[Entries from a dataset]
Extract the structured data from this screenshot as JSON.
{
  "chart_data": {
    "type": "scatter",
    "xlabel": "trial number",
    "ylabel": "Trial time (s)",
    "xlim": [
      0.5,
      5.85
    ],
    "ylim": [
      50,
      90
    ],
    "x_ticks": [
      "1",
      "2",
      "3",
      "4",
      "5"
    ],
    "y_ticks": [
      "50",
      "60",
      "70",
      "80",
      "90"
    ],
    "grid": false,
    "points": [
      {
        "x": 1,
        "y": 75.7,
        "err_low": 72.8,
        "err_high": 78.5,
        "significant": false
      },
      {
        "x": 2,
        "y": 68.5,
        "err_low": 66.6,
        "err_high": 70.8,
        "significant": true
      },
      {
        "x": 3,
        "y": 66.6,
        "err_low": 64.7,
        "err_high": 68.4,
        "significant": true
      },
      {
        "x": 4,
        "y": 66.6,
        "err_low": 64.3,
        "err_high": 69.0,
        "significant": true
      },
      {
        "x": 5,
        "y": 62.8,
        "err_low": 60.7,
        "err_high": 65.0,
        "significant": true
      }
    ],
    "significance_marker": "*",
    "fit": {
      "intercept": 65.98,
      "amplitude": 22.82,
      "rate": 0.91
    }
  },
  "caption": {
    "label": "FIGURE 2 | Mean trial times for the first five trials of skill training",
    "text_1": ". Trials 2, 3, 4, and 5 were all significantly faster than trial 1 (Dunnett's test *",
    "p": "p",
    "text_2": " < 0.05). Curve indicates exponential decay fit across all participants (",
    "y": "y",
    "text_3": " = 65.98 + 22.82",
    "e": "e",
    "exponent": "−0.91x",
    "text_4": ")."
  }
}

## PROBLEM STATEMENT
Reproduce the material precisely, including every line.

## SOLUTION FOR THIS EXERCISE
Extract the structured data from this screenshot as JSON.
{
  "chart_data": {
    "type": "scatter",
    "xlabel": "trial number",
    "ylabel": "Trial time (s)",
    "xlim": [
      0.5,
      5.85
    ],
    "ylim": [
      50,
      90
    ],
    "x_ticks": [
      "1",
      "2",
      "3",
      "4",
      "5"
    ],
    "y_ticks": [
      "50",
      "60",
      "70",
      "80",
      "90"
    ],
    "grid": false,
    "points": [
      {
        "x": 1,
        "y": 75.7,
        "err_low": 72.8,
        "err_high": 78.5,
        "significant": false
      },
      {
        "x": 2,
        "y": 68.5,
        "err_low": 66.6,
        "err_high": 70.8,
        "significant": true
      },
      {
        "x": 3,
        "y": 66.6,
        "err_low": 64.7,
        "err_high": 68.4,
        "significant": true
      },
      {
        "x": 4,
        "y": 66.6,
        "err_low": 64.3,
        "err_high": 69.0,
        "significant": true
      },
      {
        "x": 5,
        "y": 62.8,
        "err_low": 60.7,
        "err_high": 65.0,
        "significant": true
      }
    ],
    "significance_marker": "*",
    "fit": {
      "intercept": 65.98,
      "amplitude": 22.82,
      "rate": 0.91
    }
  },
  "caption": {
    "label": "FIGURE 2 | Mean trial times for the first five trials of skill training",
    "text_1": ". Trials 2, 3, 4, and 5 were all significantly faster than trial 1 (Dunnett's test *",
    "p": "p",
    "text_2": " < 0.05). Curve indicates exponential decay fit across all participants (",
    "y": "y",
    "text_3": " = 65.98 + 22.82",
    "e": "e",
    "exponent": "−0.91x",
    "text_4": ")."
  }
}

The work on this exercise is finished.